STATED TASK
Omit all pictures, then retype the data exactly as given.

Data records
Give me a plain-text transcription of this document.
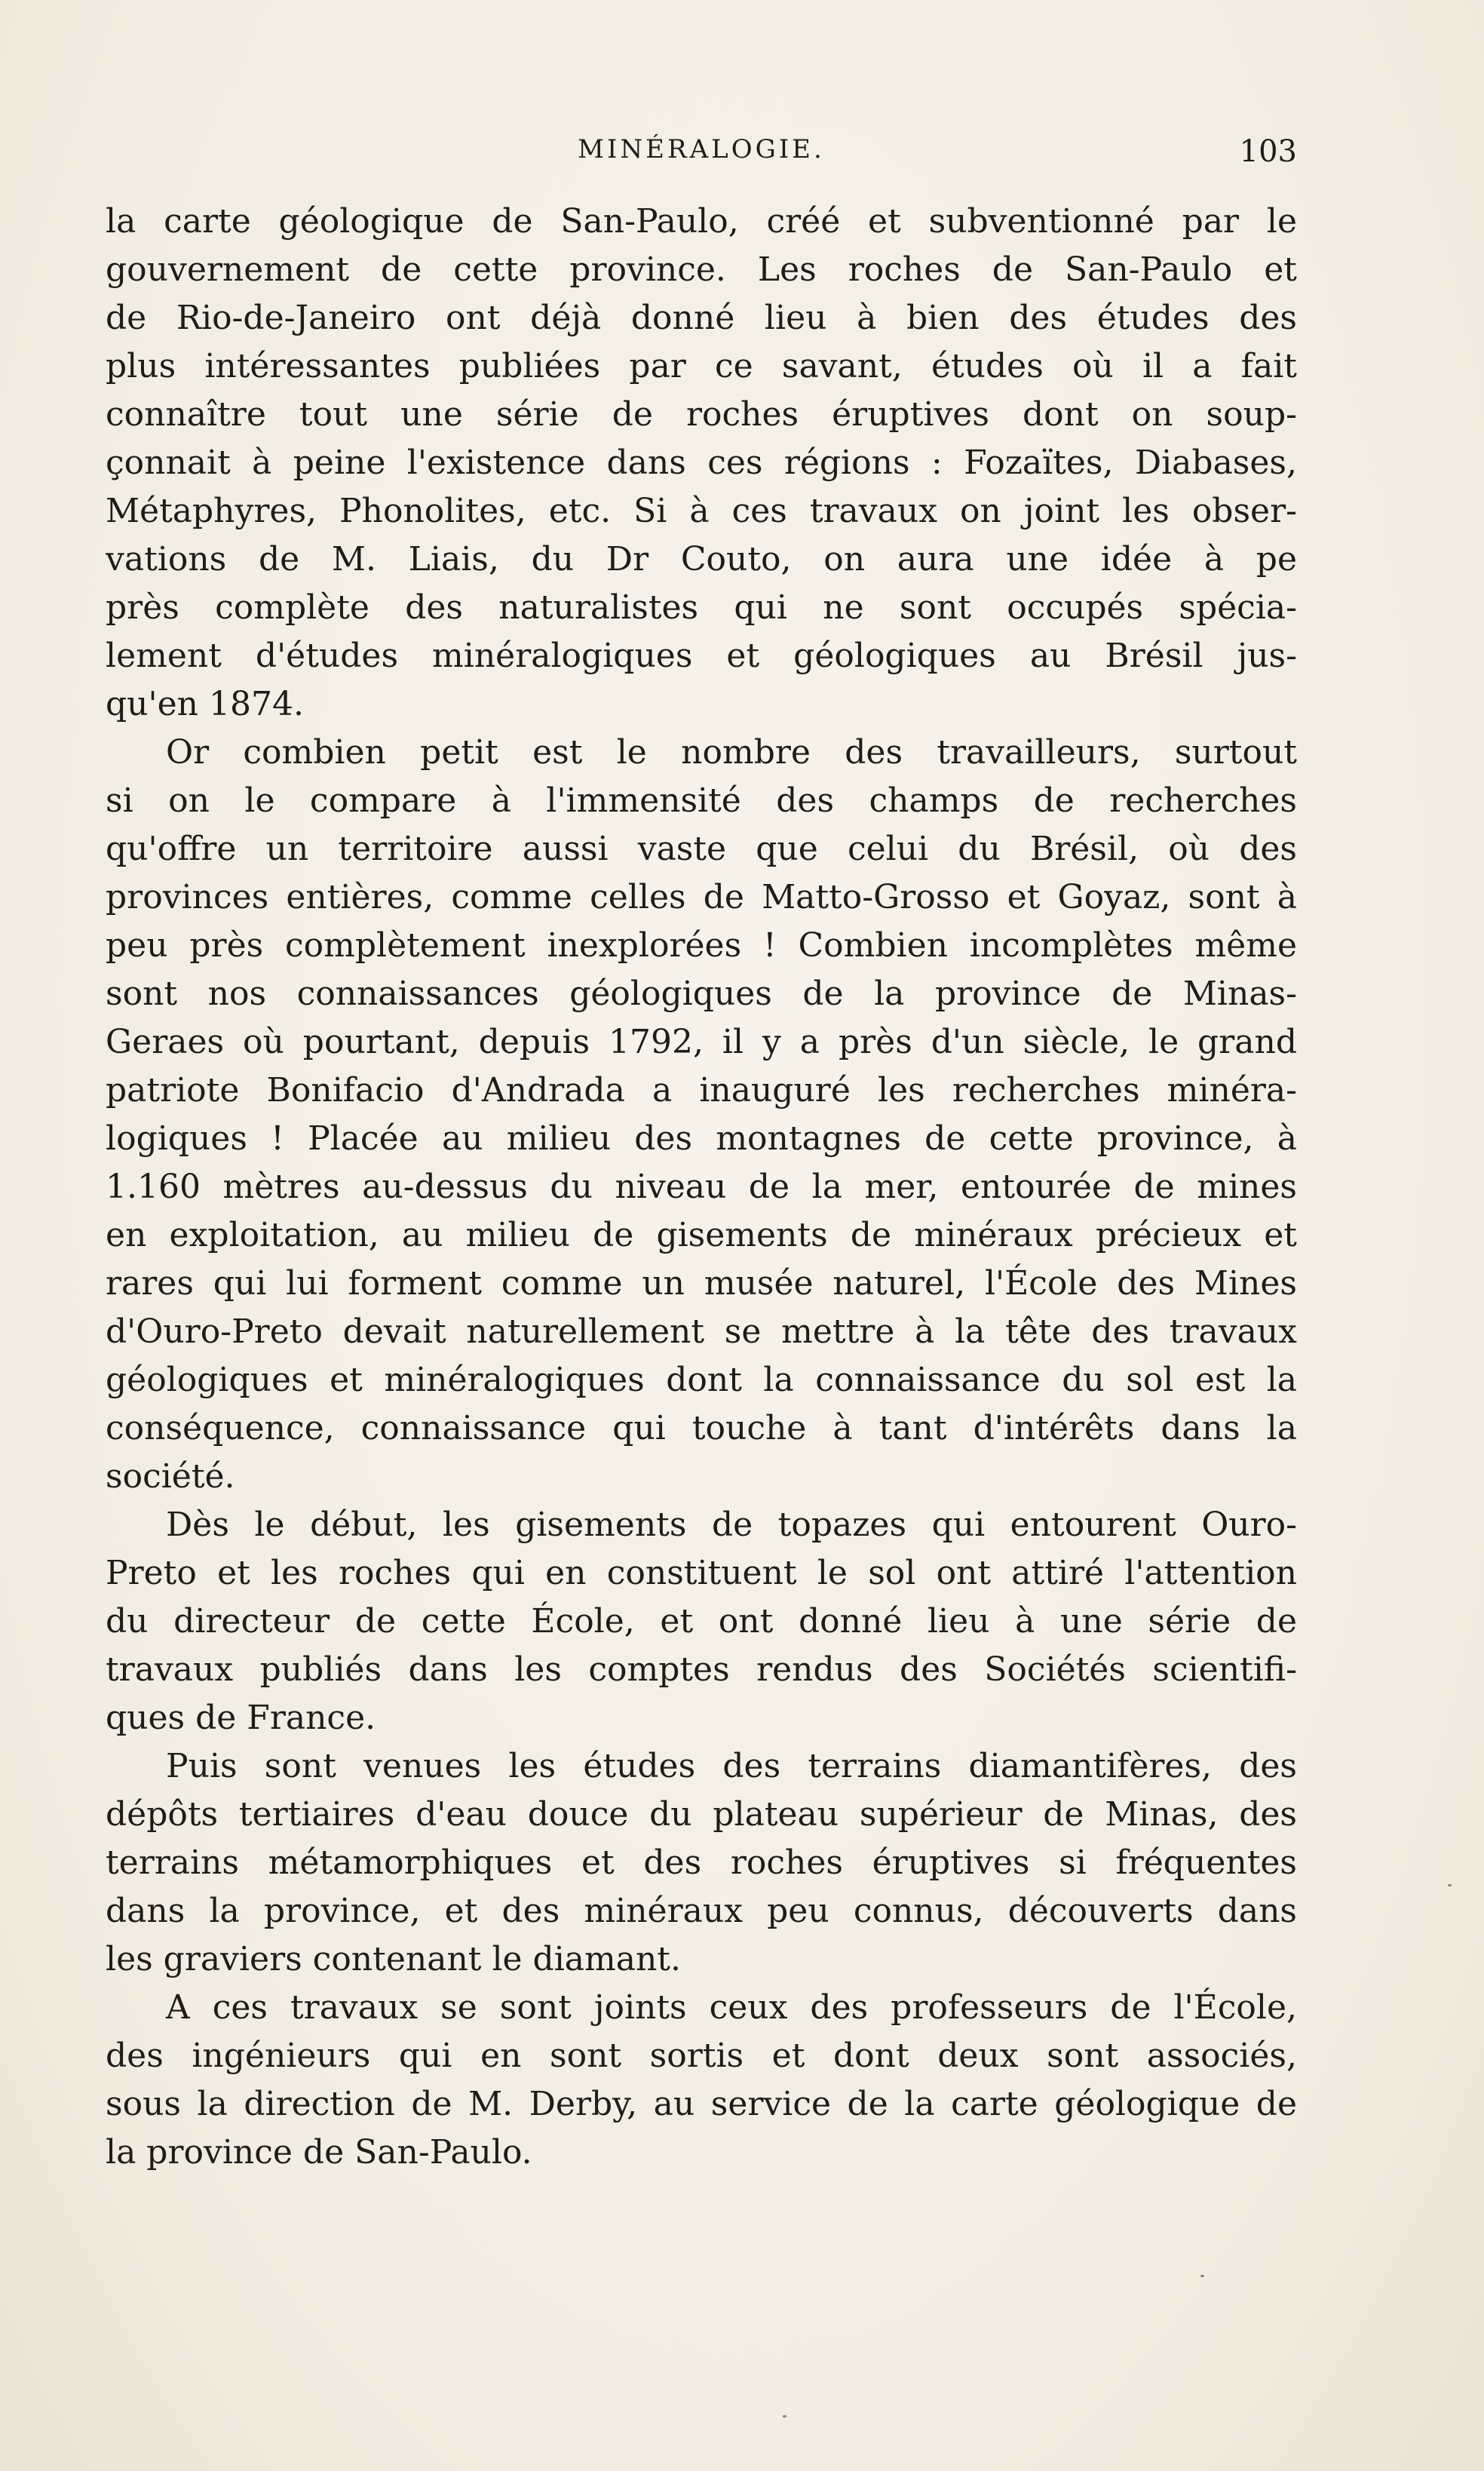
MINÉRALOGIE.	103
la carte géologique de San-Paulo, créé et subventionné par le
gouvernement de cette province. Les roches de San-Paulo et
de Rio-de-Janeiro ont déjà donné lieu à bien des études des
plus intéressantes publiées par ce savant, études où il a fait
connaître tout une série de roches éruptives dont on soup-
çonnait à peine l'existence dans ces régions : Fozaïtes, Diabases,
Métaphyres, Phonolites, etc. Si à ces travaux on joint les obser-
vations de M. Liais, du Dr Couto, on aura une idée à pe
près complète des naturalistes qui ne sont occupés spécia-
lement d'études minéralogiques et géologiques au Brésil jus-
qu'en 1874.
Or combien petit est le nombre des travailleurs, surtout
si on le compare à l'immensité des champs de recherches
qu'offre un territoire aussi vaste que celui du Brésil, où des
provinces entières, comme celles de Matto-Grosso et Goyaz, sont à
peu près complètement inexplorées ! Combien incomplètes même
sont nos connaissances géologiques de la province de Minas-
Geraes où pourtant, depuis 1792, il y a près d'un siècle, le grand
patriote Bonifacio d'Andrada a inauguré les recherches minéra-
logiques ! Placée au milieu des montagnes de cette province, à
1.160 mètres au-dessus du niveau de la mer, entourée de mines
en exploitation, au milieu de gisements de minéraux précieux et
rares qui lui forment comme un musée naturel, l'École des Mines
d'Ouro-Preto devait naturellement se mettre à la tête des travaux
géologiques et minéralogiques dont la connaissance du sol est la
conséquence, connaissance qui touche à tant d'intérêts dans la
société.
Dès le début, les gisements de topazes qui entourent Ouro-
Preto et les roches qui en constituent le sol ont attiré l'attention
du directeur de cette École, et ont donné lieu à une série de
travaux publiés dans les comptes rendus des Sociétés scientifi-
ques de France.
Puis sont venues les études des terrains diamantifères, des
dépôts tertiaires d'eau douce du plateau supérieur de Minas, des
terrains métamorphiques et des roches éruptives si fréquentes
dans la province, et des minéraux peu connus, découverts dans
les graviers contenant le diamant.
A ces travaux se sont joints ceux des professeurs de l'École,
des ingénieurs qui en sont sortis et dont deux sont associés,
sous la direction de M. Derby, au service de la carte géologique de
la province de San-Paulo.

TASK SOLUTION
Give me a plain-text transcription of this document.
MINÉRALOGIE.	103
la carte géologique de San-Paulo, créé et subventionné par le
gouvernement de cette province. Les roches de San-Paulo et
de Rio-de-Janeiro ont déjà donné lieu à bien des études des
plus intéressantes publiées par ce savant, études où il a fait
connaître tout une série de roches éruptives dont on soup-
çonnait à peine l'existence dans ces régions : Fozaïtes, Diabases,
Métaphyres, Phonolites, etc. Si à ces travaux on joint les obser-
vations de M. Liais, du Dr Couto, on aura une idée à pe
près complète des naturalistes qui ne sont occupés spécia-
lement d'études minéralogiques et géologiques au Brésil jus-
qu'en 1874.
Or combien petit est le nombre des travailleurs, surtout
si on le compare à l'immensité des champs de recherches
qu'offre un territoire aussi vaste que celui du Brésil, où des
provinces entières, comme celles de Matto-Grosso et Goyaz, sont à
peu près complètement inexplorées ! Combien incomplètes même
sont nos connaissances géologiques de la province de Minas-
Geraes où pourtant, depuis 1792, il y a près d'un siècle, le grand
patriote Bonifacio d'Andrada a inauguré les recherches minéra-
logiques ! Placée au milieu des montagnes de cette province, à
1.160 mètres au-dessus du niveau de la mer, entourée de mines
en exploitation, au milieu de gisements de minéraux précieux et
rares qui lui forment comme un musée naturel, l'École des Mines
d'Ouro-Preto devait naturellement se mettre à la tête des travaux
géologiques et minéralogiques dont la connaissance du sol est la
conséquence, connaissance qui touche à tant d'intérêts dans la
société.
Dès le début, les gisements de topazes qui entourent Ouro-
Preto et les roches qui en constituent le sol ont attiré l'attention
du directeur de cette École, et ont donné lieu à une série de
travaux publiés dans les comptes rendus des Sociétés scientifi-
ques de France.
Puis sont venues les études des terrains diamantifères, des
dépôts tertiaires d'eau douce du plateau supérieur de Minas, des
terrains métamorphiques et des roches éruptives si fréquentes
dans la province, et des minéraux peu connus, découverts dans
les graviers contenant le diamant.
A ces travaux se sont joints ceux des professeurs de l'École,
des ingénieurs qui en sont sortis et dont deux sont associés,
sous la direction de M. Derby, au service de la carte géologique de
la province de San-Paulo.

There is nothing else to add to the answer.